» **Task instructions**:
Wherever "dbsnp" turns up in the entries, copy out the line that holds it.

----- Supplied material -----

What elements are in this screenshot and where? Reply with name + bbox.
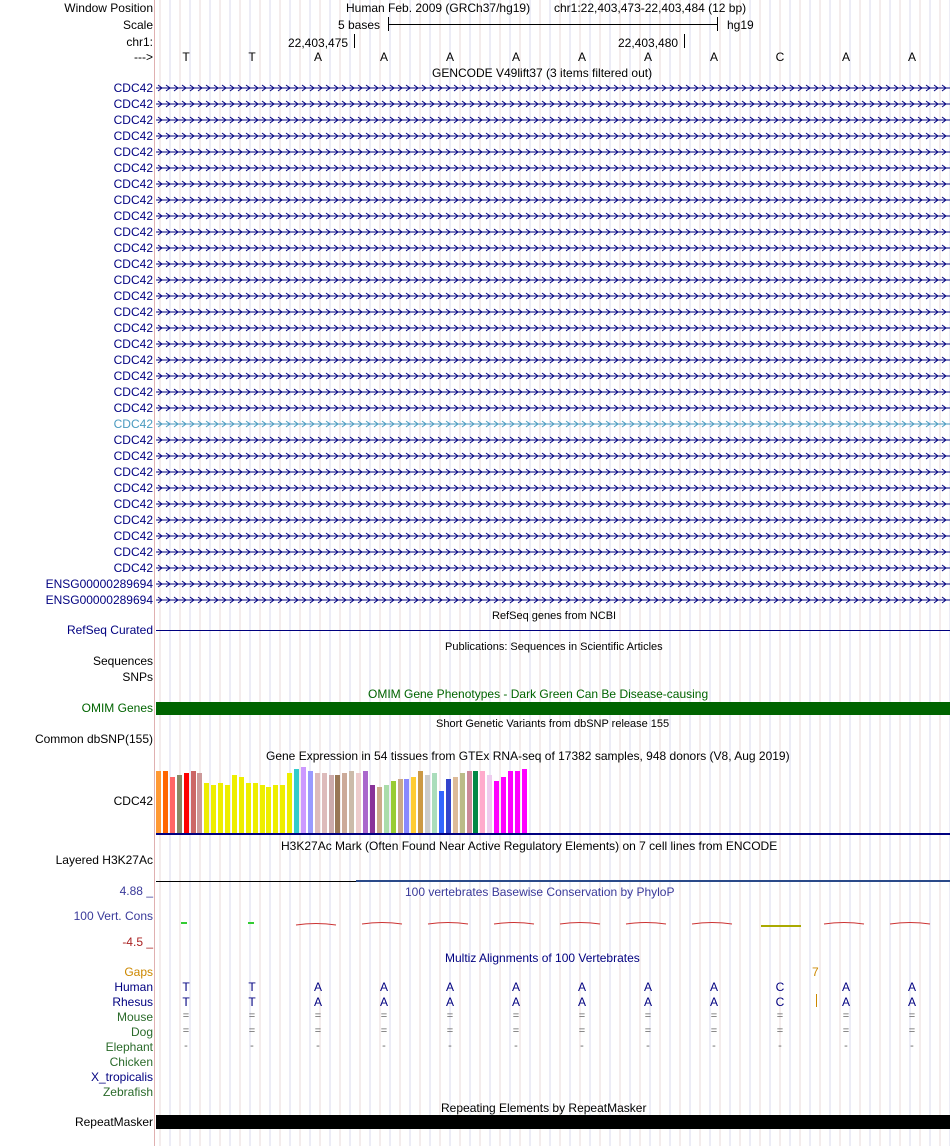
gtex-bar[interactable] (404, 779, 409, 833)
conservation-plot[interactable] (156, 915, 950, 931)
repeatmasker-title[interactable]: Repeating Elements by RepeatMasker (441, 1101, 647, 1115)
gencode-transcript[interactable] (156, 195, 950, 205)
multiz-base: A (709, 995, 718, 1009)
gtex-bar[interactable] (494, 781, 499, 833)
gencode-item-label[interactable]: CDC42 (113, 113, 153, 127)
scale-bar (388, 24, 718, 25)
gencode-item-label[interactable]: CDC42 (113, 241, 153, 255)
multiz-base: A (643, 980, 652, 994)
multiz-base: = (908, 1025, 916, 1037)
gencode-item-label[interactable]: CDC42 (113, 81, 153, 95)
gencode-transcript[interactable] (156, 99, 950, 109)
chr-label[interactable]: chr1: (126, 35, 153, 49)
gencode-title[interactable]: GENCODE V49lift37 (3 items filtered out) (432, 66, 653, 80)
gtex-bar[interactable] (439, 791, 444, 833)
multiz-base: A (445, 995, 454, 1009)
refseq-label[interactable]: RefSeq Curated (66, 623, 153, 637)
multiz-base: = (578, 1010, 586, 1022)
gtex-bar[interactable] (363, 771, 368, 833)
gaps-label[interactable]: Gaps (124, 965, 153, 979)
gtex-bar[interactable] (232, 775, 237, 833)
position-readout: chr1:22,403,473-22,403,484 (12 bp) (554, 1, 747, 15)
gtex-bar[interactable] (266, 787, 271, 833)
multiz-base: T (248, 995, 256, 1009)
gencode-transcript[interactable] (156, 83, 950, 93)
multiz-base: - (910, 1040, 914, 1052)
gencode-item-label[interactable]: CDC42 (113, 545, 153, 559)
multiz-base: A (907, 980, 916, 994)
gtex-bar[interactable] (522, 769, 527, 833)
coord-tick-1 (354, 34, 355, 48)
gtex-bar[interactable] (163, 771, 168, 833)
multiz-base: = (776, 1010, 784, 1022)
gtex-bar[interactable] (260, 785, 265, 833)
multiz-base: A (379, 995, 388, 1009)
gencode-item-label[interactable]: CDC42 (113, 353, 153, 367)
gencode-item-label[interactable]: CDC42 (113, 145, 153, 159)
gencode-item-label[interactable]: CDC42 (113, 465, 153, 479)
publications-snps-label[interactable]: SNPs (122, 670, 153, 684)
gencode-item-label[interactable]: CDC42 (113, 321, 153, 335)
gencode-transcript[interactable] (156, 531, 950, 541)
multiz-base: = (842, 1010, 850, 1022)
gencode-item-label[interactable]: CDC42 (113, 417, 153, 431)
gtex-bar[interactable] (204, 783, 209, 833)
gtex-bar[interactable] (308, 771, 313, 833)
gtex-bar[interactable] (398, 779, 403, 833)
gtex-bar[interactable] (191, 771, 196, 833)
gencode-item-label[interactable]: CDC42 (113, 449, 153, 463)
multiz-base: = (314, 1025, 322, 1037)
h3k27ac-title[interactable]: H3K27Ac Mark (Often Found Near Active Regulatory Elements) on 7 cell lines from ENCODE (281, 839, 778, 853)
sequence-base: C (775, 50, 785, 64)
gencode-item-label[interactable]: CDC42 (113, 161, 153, 175)
gencode-transcript[interactable] (156, 499, 950, 509)
gtex-bar[interactable] (377, 787, 382, 833)
gencode-item-label[interactable]: CDC42 (113, 193, 153, 207)
gtex-bar[interactable] (177, 775, 182, 833)
multiz-base: C (775, 980, 785, 994)
omim-bar[interactable] (156, 702, 950, 715)
gencode-transcript[interactable] (156, 163, 950, 173)
multiz-title[interactable]: Multiz Alignments of 100 Vertebrates (445, 951, 640, 965)
conservation-ymax: 4.88 _ (119, 884, 153, 898)
gtex-bar[interactable] (501, 777, 506, 833)
multiz-base: = (512, 1025, 520, 1037)
conservation-ymin: -4.5 _ (122, 935, 153, 949)
gtex-bar[interactable] (197, 773, 202, 833)
refseq-line[interactable] (156, 630, 950, 631)
dbsnp-label[interactable]: Common dbSNP(155) (34, 732, 153, 746)
multiz-base: A (841, 995, 850, 1009)
gtex-bar[interactable] (411, 777, 416, 833)
gtex-bar[interactable] (239, 777, 244, 833)
gencode-transcript[interactable] (156, 147, 950, 157)
sequence-base: A (709, 50, 718, 64)
gtex-baseline (156, 833, 950, 835)
multiz-base: - (712, 1040, 716, 1052)
scale-tick-right (717, 17, 718, 31)
left-divider (154, 0, 155, 1146)
gtex-bar[interactable] (480, 771, 485, 833)
sequence-base: A (577, 50, 586, 64)
sequence-base: A (841, 50, 850, 64)
gtex-bar[interactable] (453, 777, 458, 833)
multiz-base: = (644, 1025, 652, 1037)
gtex-bar[interactable] (315, 773, 320, 833)
gencode-item-label[interactable]: CDC42 (113, 305, 153, 319)
multiz-base: = (776, 1025, 784, 1037)
multiz-base: A (511, 995, 520, 1009)
gencode-transcript[interactable] (156, 211, 950, 221)
gencode-item-label[interactable]: CDC42 (113, 481, 153, 495)
coord-1: 22,403,475 (288, 36, 349, 50)
multiz-species-label[interactable]: Elephant (105, 1040, 153, 1054)
gencode-item-label[interactable]: ENSG00000289694 (45, 577, 153, 591)
multiz-base: - (646, 1040, 650, 1052)
gtex-bar[interactable] (156, 771, 161, 833)
multiz-base: = (182, 1010, 190, 1022)
gencode-item-label[interactable]: CDC42 (113, 401, 153, 415)
gtex-bar[interactable] (446, 779, 451, 833)
dbsnp-title[interactable]: Short Genetic Variants from dbSNP release 155 (436, 718, 670, 730)
gencode-transcript[interactable] (156, 419, 950, 429)
coord-tick-2 (684, 34, 685, 48)
gencode-item-label[interactable]: CDC42 (113, 129, 153, 143)
multiz-base: A (577, 980, 586, 994)
gencode-transcript[interactable] (156, 131, 950, 141)
multiz-base: A (577, 995, 586, 1009)
gtex-bar[interactable] (432, 773, 437, 833)
multiz-species-label[interactable]: Zebrafish (102, 1085, 153, 1099)
multiz-base: - (778, 1040, 782, 1052)
gtex-bar[interactable] (280, 785, 285, 833)
gtex-bar[interactable] (515, 771, 520, 833)
gtex-bar[interactable] (425, 775, 430, 833)
gencode-transcript[interactable] (156, 243, 950, 253)
multiz-base: = (446, 1025, 454, 1037)
publications-sequences-label[interactable]: Sequences (92, 654, 153, 668)
gencode-item-label[interactable]: ENSG00000289694 (45, 593, 153, 607)
gencode-item-label[interactable]: CDC42 (113, 433, 153, 447)
gtex-bar[interactable] (342, 773, 347, 833)
gtex-bar[interactable] (384, 785, 389, 833)
multiz-base: - (382, 1040, 386, 1052)
multiz-species-label[interactable]: Chicken (109, 1055, 153, 1069)
gencode-item-label[interactable]: CDC42 (113, 497, 153, 511)
multiz-species-label[interactable]: Mouse (116, 1010, 153, 1024)
gencode-transcript[interactable] (156, 323, 950, 333)
gtex-bar[interactable] (273, 785, 278, 833)
multiz-base: = (380, 1025, 388, 1037)
multiz-species-label[interactable]: Human (114, 980, 153, 994)
multiz-base: = (446, 1010, 454, 1022)
gencode-transcript[interactable] (156, 387, 950, 397)
multiz-base: = (512, 1010, 520, 1022)
multiz-base: T (248, 980, 256, 994)
gencode-item-label[interactable]: CDC42 (113, 177, 153, 191)
multiz-base: T (182, 995, 190, 1009)
gtex-bar[interactable] (246, 783, 251, 833)
scale-label[interactable]: Scale (122, 18, 153, 32)
gencode-transcript[interactable] (156, 179, 950, 189)
gencode-item-label[interactable]: CDC42 (113, 513, 153, 527)
multiz-base: A (907, 995, 916, 1009)
scale-tick-left (388, 17, 389, 31)
gtex-bar[interactable] (349, 771, 354, 833)
gtex-bar[interactable] (225, 785, 230, 833)
multiz-base: A (841, 980, 850, 994)
gtex-bar[interactable] (170, 777, 175, 833)
sequence-base: A (313, 50, 322, 64)
gencode-item-label[interactable]: CDC42 (113, 97, 153, 111)
repeatmasker-label[interactable]: RepeatMasker (74, 1115, 153, 1129)
gencode-transcript[interactable] (156, 307, 950, 317)
sequence-base: A (445, 50, 454, 64)
multiz-base: = (578, 1025, 586, 1037)
gtex-bar[interactable] (391, 781, 396, 833)
multiz-base: A (709, 980, 718, 994)
conservation-title[interactable]: 100 vertebrates Basewise Conservation by PhyloP (405, 885, 675, 899)
gencode-transcript[interactable] (156, 227, 950, 237)
multiz-base: = (710, 1025, 718, 1037)
gencode-item-label[interactable]: CDC42 (113, 337, 153, 351)
gencode-transcript[interactable] (156, 115, 950, 125)
gtex-bar[interactable] (467, 771, 472, 833)
gtex-bar[interactable] (211, 785, 216, 833)
multiz-base: - (184, 1040, 188, 1052)
gencode-item-label[interactable]: CDC42 (113, 225, 153, 239)
gtex-bar[interactable] (356, 773, 361, 833)
gencode-transcript[interactable] (156, 451, 950, 461)
gencode-transcript[interactable] (156, 339, 950, 349)
sequence-base: T (248, 50, 256, 64)
gtex-bar[interactable] (418, 771, 423, 833)
sequence-base: T (182, 50, 190, 64)
h3k27ac-label[interactable]: Layered H3K27Ac (55, 853, 153, 867)
multiz-base: A (313, 995, 322, 1009)
gtex-label[interactable]: CDC42 (113, 794, 153, 808)
multiz-base: - (316, 1040, 320, 1052)
gtex-bar[interactable] (508, 771, 513, 833)
gtex-bar[interactable] (460, 773, 465, 833)
gencode-transcript[interactable] (156, 579, 950, 589)
gencode-transcript[interactable] (156, 483, 950, 493)
repeatmasker-bar[interactable] (156, 1115, 950, 1129)
gencode-item-label[interactable]: CDC42 (113, 369, 153, 383)
multiz-base: = (182, 1025, 190, 1037)
publications-title[interactable]: Publications: Sequences in Scientific Articles (445, 641, 663, 653)
gtex-bar[interactable] (473, 771, 478, 833)
multiz-base: = (314, 1010, 322, 1022)
multiz-base: - (580, 1040, 584, 1052)
multiz-species-label[interactable]: Dog (130, 1025, 153, 1039)
db-label: hg19 (727, 18, 754, 32)
multiz-base: - (844, 1040, 848, 1052)
multiz-base: A (445, 980, 454, 994)
omim-title[interactable]: OMIM Gene Phenotypes - Dark Green Can Be Disease-causing (368, 687, 709, 701)
multiz-base: = (908, 1010, 916, 1022)
gencode-transcript[interactable] (156, 515, 950, 525)
gtex-bar[interactable] (301, 767, 306, 833)
gtex-bar[interactable] (370, 785, 375, 833)
multiz-base: C (775, 995, 785, 1009)
multiz-base: = (644, 1010, 652, 1022)
omim-label[interactable]: OMIM Genes (81, 701, 153, 715)
multiz-species-label[interactable]: X_tropicalis (90, 1070, 153, 1084)
h3k27ac-line-right (356, 880, 950, 882)
gencode-transcript[interactable] (156, 275, 950, 285)
gtex-bar[interactable] (487, 775, 492, 833)
gencode-transcript[interactable] (156, 291, 950, 301)
multiz-base: - (250, 1040, 254, 1052)
gencode-item-label[interactable]: CDC42 (113, 257, 153, 271)
gtex-bar[interactable] (287, 773, 292, 833)
multiz-base: = (380, 1010, 388, 1022)
gtex-title[interactable]: Gene Expression in 54 tissues from GTEx RNA-seq of 17382 samples, 948 donors (V8, Aug 2019) (266, 749, 790, 763)
gencode-item-label[interactable]: CDC42 (113, 529, 153, 543)
gencode-item-label[interactable]: CDC42 (113, 273, 153, 287)
gencode-transcript[interactable] (156, 435, 950, 445)
sequence-base: A (379, 50, 388, 64)
gencode-transcript[interactable] (156, 355, 950, 365)
multiz-base: A (643, 995, 652, 1009)
multiz-species-label[interactable]: Rhesus (112, 995, 153, 1009)
assembly-title: Human Feb. 2009 (GRCh37/hg19) (346, 1, 531, 15)
gtex-bar[interactable] (218, 783, 223, 833)
gencode-transcript[interactable] (156, 259, 950, 269)
multiz-base: A (313, 980, 322, 994)
gtex-bar[interactable] (294, 769, 299, 833)
coord-2: 22,403,480 (618, 36, 679, 50)
multiz-base: - (448, 1040, 452, 1052)
window-position-label[interactable]: Window Position (64, 1, 153, 15)
gencode-transcript[interactable] (156, 467, 950, 477)
multiz-base: = (842, 1025, 850, 1037)
conservation-label[interactable]: 100 Vert. Cons (73, 909, 153, 923)
multiz-base: = (710, 1010, 718, 1022)
gencode-item-label[interactable]: CDC42 (113, 289, 153, 303)
refseq-title[interactable]: RefSeq genes from NCBI (492, 610, 617, 622)
scale-text: 5 bases (338, 18, 381, 32)
gencode-transcript[interactable] (156, 563, 950, 573)
gencode-transcript[interactable] (156, 547, 950, 557)
multiz-base: = (248, 1025, 256, 1037)
sequence-base: A (643, 50, 652, 64)
sequence-base: A (511, 50, 520, 64)
gtex-bar[interactable] (329, 775, 334, 833)
multiz-base: A (379, 980, 388, 994)
gtex-bar[interactable] (322, 773, 327, 833)
multiz-base: = (248, 1010, 256, 1022)
sequence-base: A (907, 50, 916, 64)
strand-label[interactable]: ---> (134, 50, 153, 64)
gencode-transcript[interactable] (156, 403, 950, 413)
gencode-item-label[interactable]: CDC42 (113, 209, 153, 223)
gtex-bar[interactable] (253, 783, 258, 833)
gencode-transcript[interactable] (156, 595, 950, 605)
h3k27ac-line-left (156, 881, 356, 882)
gencode-item-label[interactable]: CDC42 (113, 561, 153, 575)
multiz-base: T (182, 980, 190, 994)
gencode-item-label[interactable]: CDC42 (113, 385, 153, 399)
gap-count: 7 (812, 965, 819, 979)
gtex-bar[interactable] (335, 775, 340, 833)
multiz-base: A (511, 980, 520, 994)
gencode-transcript[interactable] (156, 371, 950, 381)
gtex-bar[interactable] (184, 773, 189, 833)
multiz-base: - (514, 1040, 518, 1052)
gap-marker (816, 994, 817, 1007)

-----

» **Answer for this exercise**:
dbsnp-label[interactable]: Common dbSNP(155) (34, 732, 153, 746)
dbsnp-title[interactable]: Short Genetic Variants from dbSNP release 155 (436, 718, 670, 730)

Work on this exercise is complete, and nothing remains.